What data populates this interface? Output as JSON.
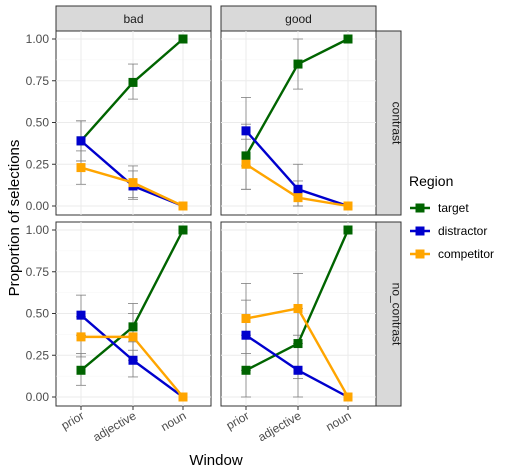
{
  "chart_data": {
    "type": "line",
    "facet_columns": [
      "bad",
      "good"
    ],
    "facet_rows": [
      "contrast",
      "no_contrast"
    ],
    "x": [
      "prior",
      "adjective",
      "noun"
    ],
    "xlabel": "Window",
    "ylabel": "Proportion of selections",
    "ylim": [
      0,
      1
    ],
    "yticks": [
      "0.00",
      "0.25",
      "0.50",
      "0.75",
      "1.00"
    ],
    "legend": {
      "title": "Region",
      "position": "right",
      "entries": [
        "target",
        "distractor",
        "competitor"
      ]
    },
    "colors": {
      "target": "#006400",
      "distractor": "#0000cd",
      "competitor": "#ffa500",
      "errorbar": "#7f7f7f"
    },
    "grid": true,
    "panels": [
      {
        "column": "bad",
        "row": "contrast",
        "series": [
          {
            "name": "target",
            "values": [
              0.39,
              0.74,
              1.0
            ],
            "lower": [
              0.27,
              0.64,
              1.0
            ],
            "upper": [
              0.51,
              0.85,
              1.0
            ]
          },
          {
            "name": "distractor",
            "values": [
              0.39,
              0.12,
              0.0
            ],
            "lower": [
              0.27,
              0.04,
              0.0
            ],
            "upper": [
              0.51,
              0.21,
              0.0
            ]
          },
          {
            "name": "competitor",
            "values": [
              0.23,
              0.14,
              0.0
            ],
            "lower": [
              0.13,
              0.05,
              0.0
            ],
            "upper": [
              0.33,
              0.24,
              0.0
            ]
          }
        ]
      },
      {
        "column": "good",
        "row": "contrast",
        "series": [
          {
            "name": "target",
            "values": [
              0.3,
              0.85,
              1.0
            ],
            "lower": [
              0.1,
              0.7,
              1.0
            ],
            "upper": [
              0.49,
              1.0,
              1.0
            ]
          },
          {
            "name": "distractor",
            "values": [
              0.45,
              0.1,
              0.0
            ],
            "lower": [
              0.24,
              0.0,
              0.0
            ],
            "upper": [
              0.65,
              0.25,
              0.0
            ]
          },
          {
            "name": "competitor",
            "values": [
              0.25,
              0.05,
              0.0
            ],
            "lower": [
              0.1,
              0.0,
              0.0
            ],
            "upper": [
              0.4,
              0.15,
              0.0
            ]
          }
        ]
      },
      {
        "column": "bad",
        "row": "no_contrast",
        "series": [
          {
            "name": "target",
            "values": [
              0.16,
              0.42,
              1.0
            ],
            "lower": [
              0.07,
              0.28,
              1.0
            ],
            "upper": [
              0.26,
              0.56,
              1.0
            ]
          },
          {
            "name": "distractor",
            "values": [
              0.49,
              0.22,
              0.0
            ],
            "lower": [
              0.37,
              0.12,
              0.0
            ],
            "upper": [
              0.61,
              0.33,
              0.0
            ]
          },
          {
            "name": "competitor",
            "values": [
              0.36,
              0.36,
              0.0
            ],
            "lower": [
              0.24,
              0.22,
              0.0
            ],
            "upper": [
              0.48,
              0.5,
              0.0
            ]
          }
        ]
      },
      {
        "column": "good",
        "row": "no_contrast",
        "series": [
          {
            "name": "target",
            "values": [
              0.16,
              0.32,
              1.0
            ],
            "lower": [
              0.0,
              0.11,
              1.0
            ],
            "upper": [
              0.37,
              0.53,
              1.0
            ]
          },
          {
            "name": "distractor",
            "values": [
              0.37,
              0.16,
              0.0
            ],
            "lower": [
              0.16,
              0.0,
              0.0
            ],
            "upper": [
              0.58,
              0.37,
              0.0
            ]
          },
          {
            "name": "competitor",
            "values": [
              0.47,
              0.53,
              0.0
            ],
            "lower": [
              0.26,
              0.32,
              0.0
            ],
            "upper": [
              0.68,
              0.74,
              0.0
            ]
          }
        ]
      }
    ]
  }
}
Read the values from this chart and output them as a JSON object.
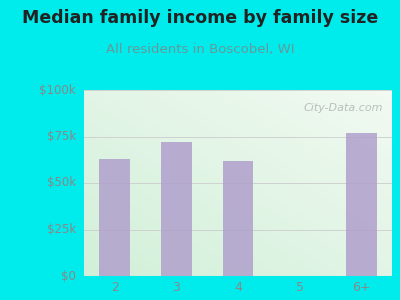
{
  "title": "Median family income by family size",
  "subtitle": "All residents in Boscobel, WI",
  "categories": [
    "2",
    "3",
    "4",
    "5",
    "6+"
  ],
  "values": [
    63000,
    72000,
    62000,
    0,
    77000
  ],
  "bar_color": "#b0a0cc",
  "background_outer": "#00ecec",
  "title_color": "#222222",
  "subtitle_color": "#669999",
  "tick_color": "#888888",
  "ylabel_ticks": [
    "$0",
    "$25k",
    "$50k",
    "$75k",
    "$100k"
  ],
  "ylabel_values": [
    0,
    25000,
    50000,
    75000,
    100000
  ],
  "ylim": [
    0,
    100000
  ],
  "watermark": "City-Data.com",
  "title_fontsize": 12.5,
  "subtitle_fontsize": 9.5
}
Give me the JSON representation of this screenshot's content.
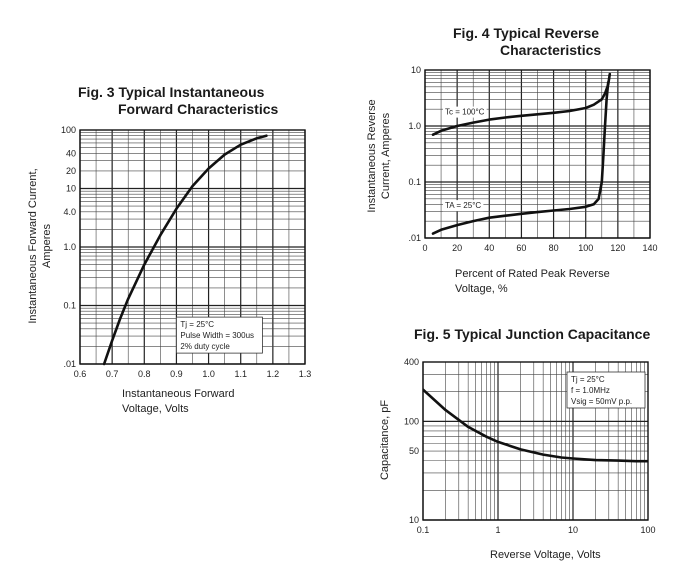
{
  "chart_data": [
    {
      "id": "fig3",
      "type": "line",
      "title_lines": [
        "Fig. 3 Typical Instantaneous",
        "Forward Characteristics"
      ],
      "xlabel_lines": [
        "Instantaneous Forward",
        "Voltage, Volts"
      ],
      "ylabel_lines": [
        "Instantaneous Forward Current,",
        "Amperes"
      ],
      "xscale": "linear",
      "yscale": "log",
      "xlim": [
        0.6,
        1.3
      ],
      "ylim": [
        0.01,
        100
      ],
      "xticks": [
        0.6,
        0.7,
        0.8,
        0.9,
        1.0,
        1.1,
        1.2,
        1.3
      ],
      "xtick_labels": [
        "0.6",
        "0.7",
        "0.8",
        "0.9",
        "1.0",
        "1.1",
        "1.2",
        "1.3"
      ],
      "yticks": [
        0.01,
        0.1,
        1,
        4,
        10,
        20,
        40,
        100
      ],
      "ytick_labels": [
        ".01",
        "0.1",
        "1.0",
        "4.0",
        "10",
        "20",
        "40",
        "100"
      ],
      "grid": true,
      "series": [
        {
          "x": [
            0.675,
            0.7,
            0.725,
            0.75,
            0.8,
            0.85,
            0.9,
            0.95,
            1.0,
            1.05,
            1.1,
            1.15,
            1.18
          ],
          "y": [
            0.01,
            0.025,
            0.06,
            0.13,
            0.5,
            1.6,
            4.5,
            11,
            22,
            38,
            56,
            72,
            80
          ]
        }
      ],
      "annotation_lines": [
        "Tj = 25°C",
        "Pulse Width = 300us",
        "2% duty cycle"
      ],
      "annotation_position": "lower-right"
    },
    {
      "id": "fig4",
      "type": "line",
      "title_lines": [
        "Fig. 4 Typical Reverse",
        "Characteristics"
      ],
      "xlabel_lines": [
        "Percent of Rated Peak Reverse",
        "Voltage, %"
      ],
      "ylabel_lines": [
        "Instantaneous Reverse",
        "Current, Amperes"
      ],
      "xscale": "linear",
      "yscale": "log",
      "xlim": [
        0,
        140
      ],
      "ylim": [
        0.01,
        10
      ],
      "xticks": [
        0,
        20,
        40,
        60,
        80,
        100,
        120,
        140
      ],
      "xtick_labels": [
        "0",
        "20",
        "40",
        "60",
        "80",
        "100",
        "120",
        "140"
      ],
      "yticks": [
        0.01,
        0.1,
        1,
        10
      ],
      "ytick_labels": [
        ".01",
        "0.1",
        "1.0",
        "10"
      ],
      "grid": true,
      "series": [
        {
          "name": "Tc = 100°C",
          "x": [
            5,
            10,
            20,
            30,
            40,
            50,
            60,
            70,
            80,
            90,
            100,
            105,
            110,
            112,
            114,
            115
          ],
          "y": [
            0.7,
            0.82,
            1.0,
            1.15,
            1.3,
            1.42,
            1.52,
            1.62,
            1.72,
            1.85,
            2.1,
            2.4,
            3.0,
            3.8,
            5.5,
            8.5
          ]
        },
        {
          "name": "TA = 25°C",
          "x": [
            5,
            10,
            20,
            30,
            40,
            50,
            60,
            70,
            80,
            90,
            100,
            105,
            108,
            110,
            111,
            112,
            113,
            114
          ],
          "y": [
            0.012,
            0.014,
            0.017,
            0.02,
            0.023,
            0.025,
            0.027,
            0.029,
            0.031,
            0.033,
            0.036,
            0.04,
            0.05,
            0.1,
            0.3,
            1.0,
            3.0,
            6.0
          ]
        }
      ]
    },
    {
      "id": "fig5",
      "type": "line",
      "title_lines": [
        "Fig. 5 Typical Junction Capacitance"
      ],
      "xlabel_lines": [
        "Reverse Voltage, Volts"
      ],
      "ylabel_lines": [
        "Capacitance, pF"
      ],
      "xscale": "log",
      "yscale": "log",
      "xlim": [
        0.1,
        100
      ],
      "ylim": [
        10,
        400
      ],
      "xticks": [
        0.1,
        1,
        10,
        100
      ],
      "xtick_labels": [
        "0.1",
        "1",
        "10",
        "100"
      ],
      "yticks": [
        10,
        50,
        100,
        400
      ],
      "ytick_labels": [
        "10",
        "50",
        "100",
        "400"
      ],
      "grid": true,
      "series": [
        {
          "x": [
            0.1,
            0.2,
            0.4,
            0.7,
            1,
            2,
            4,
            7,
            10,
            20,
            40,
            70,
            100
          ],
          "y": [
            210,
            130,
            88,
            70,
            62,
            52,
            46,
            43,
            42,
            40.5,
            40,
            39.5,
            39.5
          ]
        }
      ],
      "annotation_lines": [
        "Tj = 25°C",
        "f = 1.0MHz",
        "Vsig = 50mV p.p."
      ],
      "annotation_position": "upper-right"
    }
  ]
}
────────────────────────────────────────
- [SET PROBLEM] All lines above with "Volts" in them should be returned.

- [COMPLETE RESPONSE]
        "Voltage, Volts"
        "Reverse Voltage, Volts"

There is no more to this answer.